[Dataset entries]
━━━━━━━━━━━━━━━━━━━━━━━━━━━━━━

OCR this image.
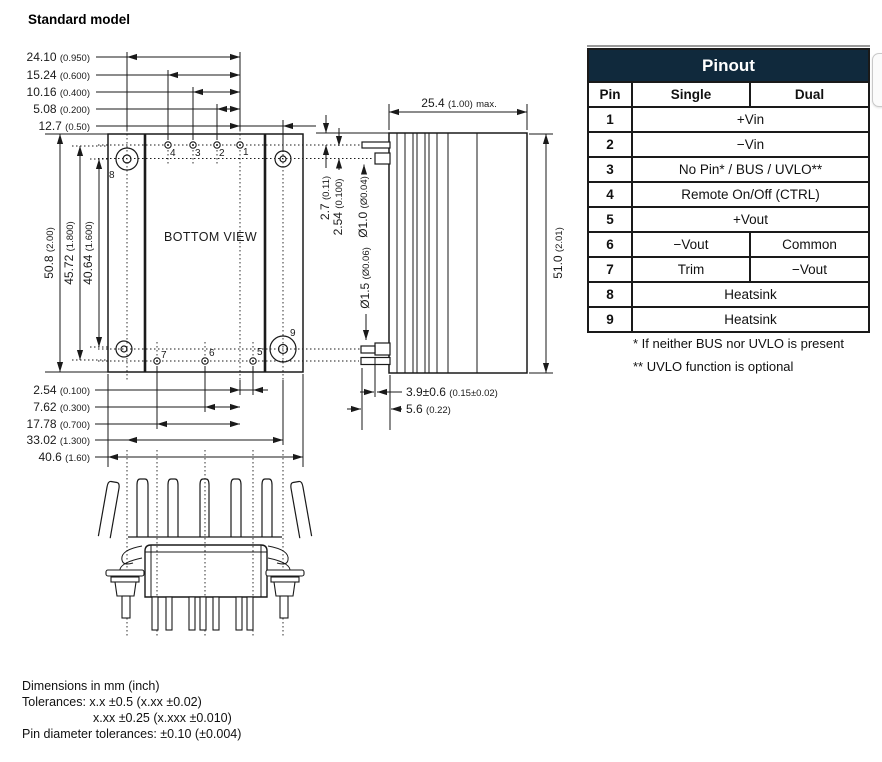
Standard model
24.10 (0.950)
15.24 (0.600)
10.16 (0.400)
5.08 (0.200)
12.7 (0.50)
50.8 (2.00)
45.72 (1.800)
40.64 (1.600)
2.54 (0.100)
7.62 (0.300)
17.78 (0.700)
33.02 (1.300)
40.6 (1.60)
BOTTOM VIEW
4 3 2 1
8
9
7	6	5
25.4 (1.00) max.
51.0 (2.01)
2.7 (0.11)
2.54 (0.100)
Ø1.0 (Ø0.04)
Ø1.5 (Ø0.06)
3.9±0.6 (0.15±0.02)
5.6 (0.22)
Pinout
Pin	Single	Dual
1	+Vin
2	−Vin
3	No Pin* / BUS / UVLO**
4	Remote On/Off (CTRL)
5	+Vout
6	−Vout	Common
7	Trim	−Vout
8	Heatsink
9	Heatsink
* If neither BUS nor UVLO is present
** UVLO function is optional
Dimensions in mm (inch)
Tolerances: x.x ±0.5 (x.xx ±0.02)
x.xx ±0.25 (x.xxx ±0.010)
Pin diameter tolerances: ±0.10 (±0.004)
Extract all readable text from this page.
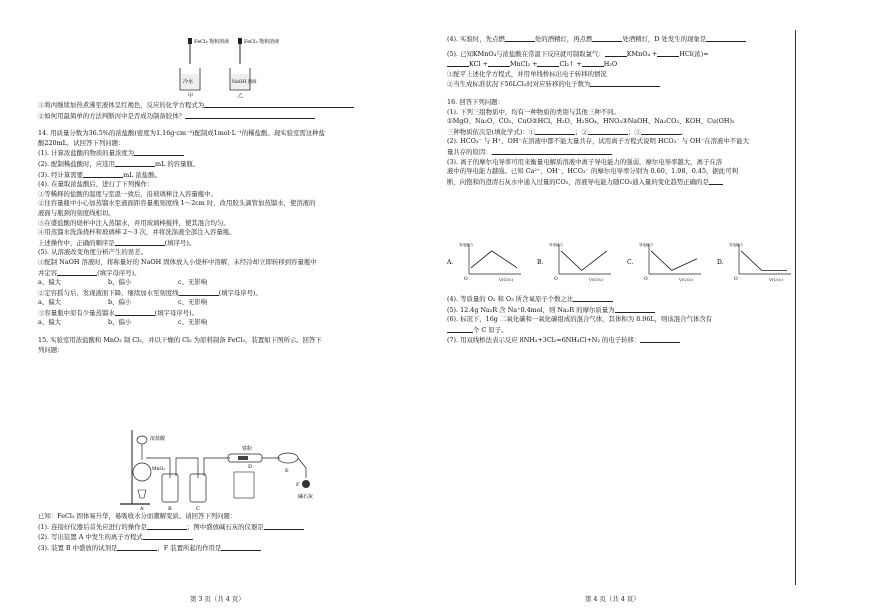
FeCl₃ 饱和溶液
冷水
甲
FeCl₃ 饱和溶液
NaOH 溶液
乙
①将丙继续加热煮沸至液体呈红褐色，反应的化学方程式为
②如何用最简单的方法判断丙中是否成功制备胶体？
14. 用质量分数为36.5%的浓盐酸(密度为1.16g·cm⁻³)配制成1mol·L⁻¹的稀盐酸。现实验室需这种盐
酸220mL，试回答下列问题：
(1). 计算浓盐酸的物质的量浓度为
(2). 配制稀盐酸时，应选用	mL 的容量瓶。
(3). 经计算需要	mL 浓盐酸。
(4). 在量取浓盐酸后，进行了下列操作：
①等稀释的盐酸的温度与室温一致后，沿玻璃棒注入容量瓶中。
②往容量瓶中小心加蒸馏水至液面距容量瓶刻度线 1～2cm 时，改用胶头滴管加蒸馏水，使溶液的
液面与瓶颈的刻度线相切。
③在盛盐酸的烧杯中注入蒸馏水，并用玻璃棒搅拌，使其混合均匀。
④用蒸馏水洗涤烧杯和玻璃棒 2～3 次，并将洗涤液全部注入容量瓶。
上述操作中，正确的顺序是	(填序号)。
(5). 从溶液改变角度分析产生的误差。
①配制 NaOH 溶液时，将称量好的 NaOH 固体放入小烧杯中溶解，未经冷却立即转移到容量瓶中
并定容	(填字母序号)。
a、偏大	b、偏小	c、无影响
②定容摇匀后，发现液面下降，继续加水至刻度线	(填字母序号)。
a、偏大	b、偏小	c、无影响
③容量瓶中原有少量蒸馏水	(填字母序号)。
a、偏大	b、偏小	c、无影响
15. 实验室用浓盐酸和 MnO₂ 制 Cl₂，并以干燥的 Cl₂ 为原料制备 FeCl₃，装置如下图所示。回答下
列问题：
浓盐酸
MnO₂
A	B	C
铁粉
D
E
F
碱石灰
已知：FeCl₃ 固体易升华，易吸收水分而潮解变质。请回答下列问题：
(1). 连接好仪器后首先应进行的操作是	；图中盛放碱石灰的仪器是
(2). 写出装置 A 中发生的离子方程式
(3). 装置 B 中盛放的试剂是	，F 装置所起的作用是
第 3 页（共 4 页）
(4). 实验时，先点燃	处的酒精灯，再点燃	处酒精灯，D 处发生的现象是
(5). 已知KMnO₄与浓盐酸在常温下反应就可制取氯气：	KMnO₄ +	HCl(浓)=
KCl +	MnCl₂ +	Cl₂↑ +	H₂O
①配平上述化学方程式，并用单线桥标出电子转移的情况
②当生成标准状况下56LCl₂时对应转移的电子数为
16. 回答下列问题：
(1). 下列三组物质中，均有一种物质的类别与其他三种不同。
①MgO、Na₂O、CO₂、CuO②HCl、H₂O、H₂SO₄、HNO₃③NaOH、Na₂CO₃、KOH、Cu(OH)₂
三种物质依次是(填化学式)：①	；②	；③	。
(2). HCO₃⁻ 与 H⁺、OH⁻在溶液中都不能大量共存，试用离子方程式说明 HCO₃⁻ 与 OH⁻在溶液中不能大
量共存的原因：
(3). 离子的摩尔电导率可用来衡量电解质溶液中离子导电能力的强弱，摩尔电导率越大，离子在溶
液中的导电能力越强。已知 Ca²⁺、OH⁻、HCO₃⁻ 的摩尔电导率分别为 0.60、1.98、0.45，据此可判
断，向饱和的澄清石灰水中通入过量的CO₂，溶液导电能力随CO₂通入量的变化趋势正确的是
A.
导电能力
O	V(CO₂)
B.
导电能力
O	V(CO₂)
C.
导电能力
O	V(CO₂)
D.
导电能力
O	V(CO₂)
(4). 等质量的 O₂ 和 O₃ 所含氧原子个数之比
(5). 12.4g Na₂R 含 Na⁺0.4mol，则 Na₂R 的摩尔质量为
(6). 标况下，16g 二氧化碳和一氧化碳组成的混合气体，其体积为 8.96L，则该混合气体含有
个 C 原子。
(7). 用双线桥法表示反应 8NH₃+3Cl₂=6NH₄Cl+N₂ 的电子转移：
第 4 页（共 4 页）
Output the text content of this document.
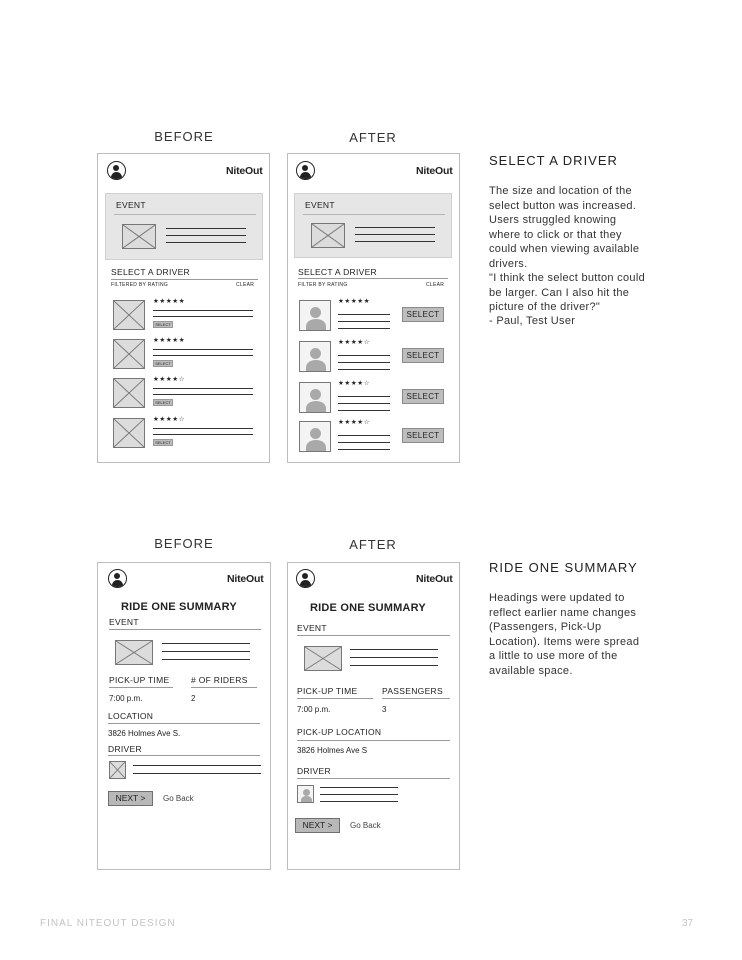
BEFORE	AFTER
NiteOut
EVENT
SELECT A DRIVER
FILTERED BY RATING	CLEAR
★★★★★
SELECT
★★★★★
SELECT
★★★★☆
SELECT
★★★★☆
SELECT
NiteOut
EVENT
SELECT A DRIVER
FILTER BY RATING	CLEAR
★★★★★
SELECT
★★★★☆
SELECT
★★★★☆
SELECT
★★★★☆
SELECT
SELECT A DRIVER
The size and location of the select button was increased. Users struggled knowing where to click or that they could when viewing available drivers.
"I think the select button could be larger. Can I also hit the picture of the driver?"
- Paul, Test User
BEFORE	AFTER
NiteOut
RIDE ONE SUMMARY
EVENT
PICK-UP TIME	# OF RIDERS
7:00 p.m.	2
LOCATION
3826 Holmes Ave S.
DRIVER
NEXT >	Go Back
NiteOut
RIDE ONE SUMMARY
EVENT
PICK-UP TIME	PASSENGERS
7:00 p.m.	3
PICK-UP LOCATION
3826 Holmes Ave S
DRIVER
NEXT >	Go Back
RIDE ONE SUMMARY
Headings were updated to reflect earlier name changes (Passengers, Pick-Up Location). Items were spread a little to use more of the available space.
FINAL NITEOUT DESIGN	37
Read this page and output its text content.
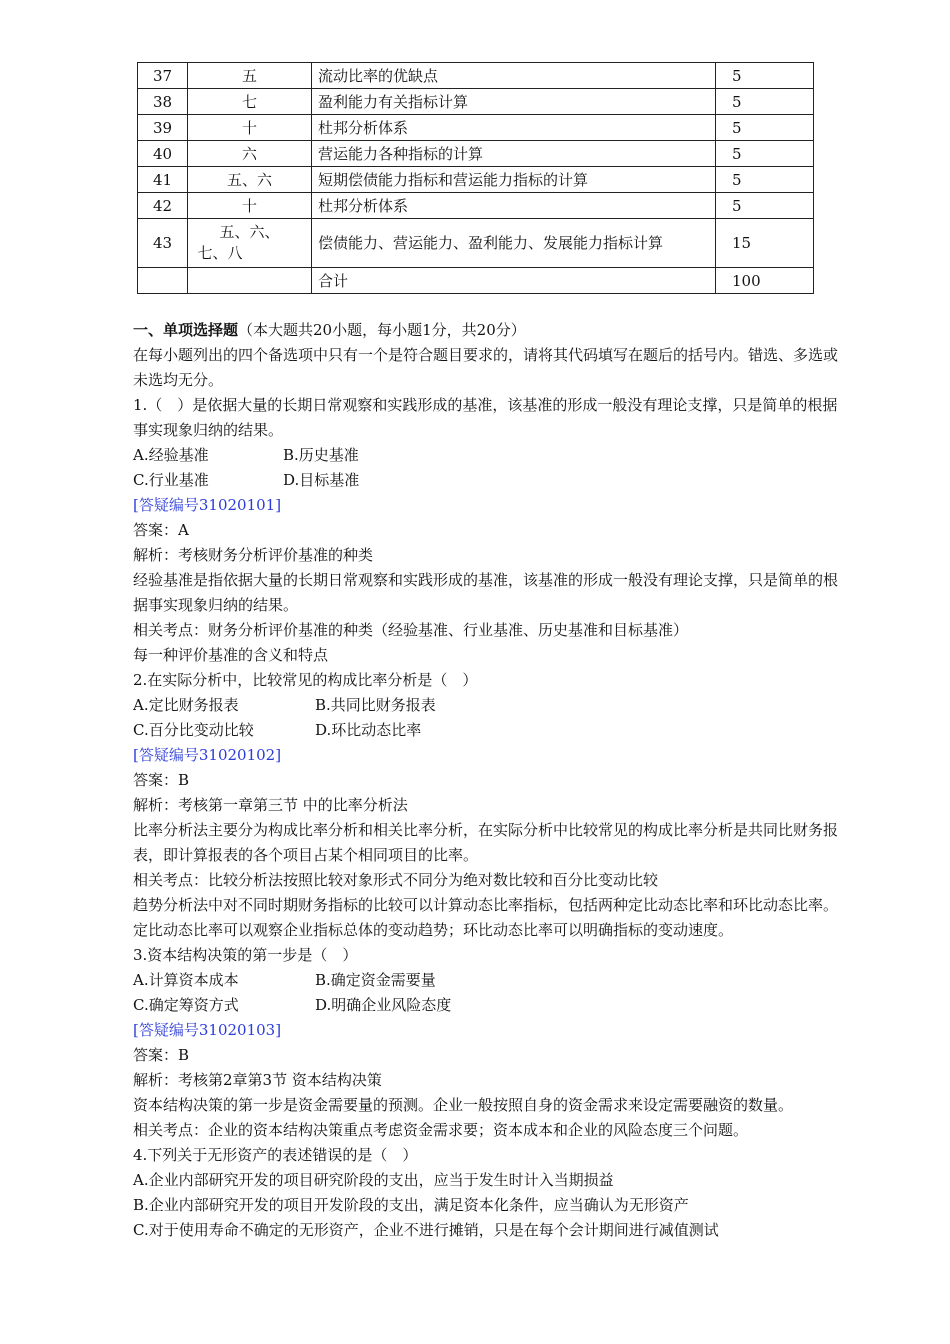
37	五	流动比率的优缺点	5
38	七	盈利能力有关指标计算	5
39	十	杜邦分析体系	5
40	六	营运能力各种指标的计算	5
41	五、六	短期偿债能力指标和营运能力指标的计算	5
42	十	杜邦分析体系	5
43	五、六、
七、八	偿债能力、营运能力、盈利能力、发展能力指标计算	15
		合计	100
一、单项选择题（本大题共20小题，每小题1分，共20分）
在每小题列出的四个备选项中只有一个是符合题目要求的，请将其代码填写在题后的括号内。错选、多选或未选均无分。
1.（　）是依据大量的长期日常观察和实践形成的基准，该基准的形成一般没有理论支撑，只是简单的根据事实现象归纳的结果。
A.经验基准	B.历史基准
C.行业基准	D.目标基准
[答疑编号31020101]
答案：A
解析：考核财务分析评价基准的种类
经验基准是指依据大量的长期日常观察和实践形成的基准，该基准的形成一般没有理论支撑，只是简单的根据事实现象归纳的结果。
相关考点：财务分析评价基准的种类（经验基准、行业基准、历史基准和目标基准）
每一种评价基准的含义和特点
2.在实际分析中，比较常见的构成比率分析是（　）
A.定比财务报表	B.共同比财务报表
C.百分比变动比较	D.环比动态比率
[答疑编号31020102]
答案：B
解析：考核第一章第三节 中的比率分析法
比率分析法主要分为构成比率分析和相关比率分析，在实际分析中比较常见的构成比率分析是共同比财务报表，即计算报表的各个项目占某个相同项目的比率。
相关考点：比较分析法按照比较对象形式不同分为绝对数比较和百分比变动比较
趋势分析法中对不同时期财务指标的比较可以计算动态比率指标，包括两种定比动态比率和环比动态比率。定比动态比率可以观察企业指标总体的变动趋势；环比动态比率可以明确指标的变动速度。
3.资本结构决策的第一步是（　）
A.计算资本成本	B.确定资金需要量
C.确定筹资方式	D.明确企业风险态度
[答疑编号31020103]
答案：B
解析：考核第2章第3节 资本结构决策
资本结构决策的第一步是资金需要量的预测。企业一般按照自身的资金需求来设定需要融资的数量。
相关考点：企业的资本结构决策重点考虑资金需求要；资本成本和企业的风险态度三个问题。
4.下列关于无形资产的表述错误的是（　）
A.企业内部研究开发的项目研究阶段的支出，应当于发生时计入当期损益
B.企业内部研究开发的项目开发阶段的支出，满足资本化条件，应当确认为无形资产
C.对于使用寿命不确定的无形资产，企业不进行摊销，只是在每个会计期间进行减值测试
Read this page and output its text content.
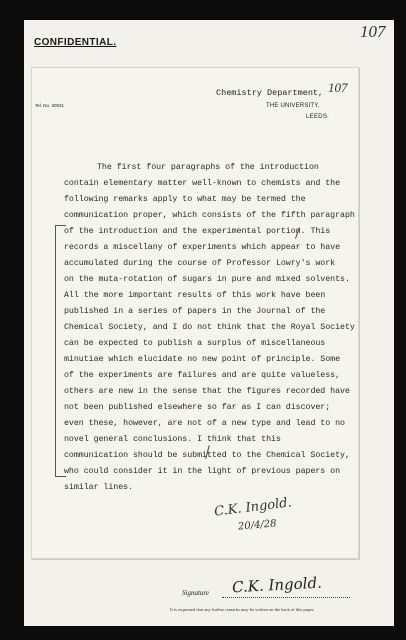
107
CONFIDENTIAL.
107
Tel. No. 30931
Chemistry Department,
THE UNIVERSITY,
LEEDS.
The first four paragraphs of the introduction
contain elementary matter well-known to chemists and the
following remarks apply to what may be termed the
communication proper, which consists of the fifth paragraph
of the introduction and the experimental portion. This
records a miscellany of experiments which appear to have
accumulated during the course of Professor Lowry's work
on the muta-rotation of sugars in pure and mixed solvents.
All the more important results of this work have been
published in a series of papers in the Journal of the
Chemical Society, and I do not think that the Royal Society
can be expected to publish a surplus of miscellaneous
minutiae which elucidate no new point of principle. Some
of the experiments are failures and are quite valueless,
others are new in the sense that the figures recorded have
not been published elsewhere so far as I can discover;
even these, however, are not of a new type and lead to no
novel general conclusions. I think that this
communication should be submitted to the Chemical Society,
who could consider it in the light of previous papers on
similar lines.
C.K. Ingold.
20/4/28
Signature C.K. Ingold.
It is requested that any further remarks may be written on the back of this paper.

━━━━━━━━━━━━━━━━━━━━━━━━━━━━━━

### PROBLEM
What is the number of lines in the records that contain the word "Chemical"? Answer with the number and nothing else.

### WORKED ANSWER
2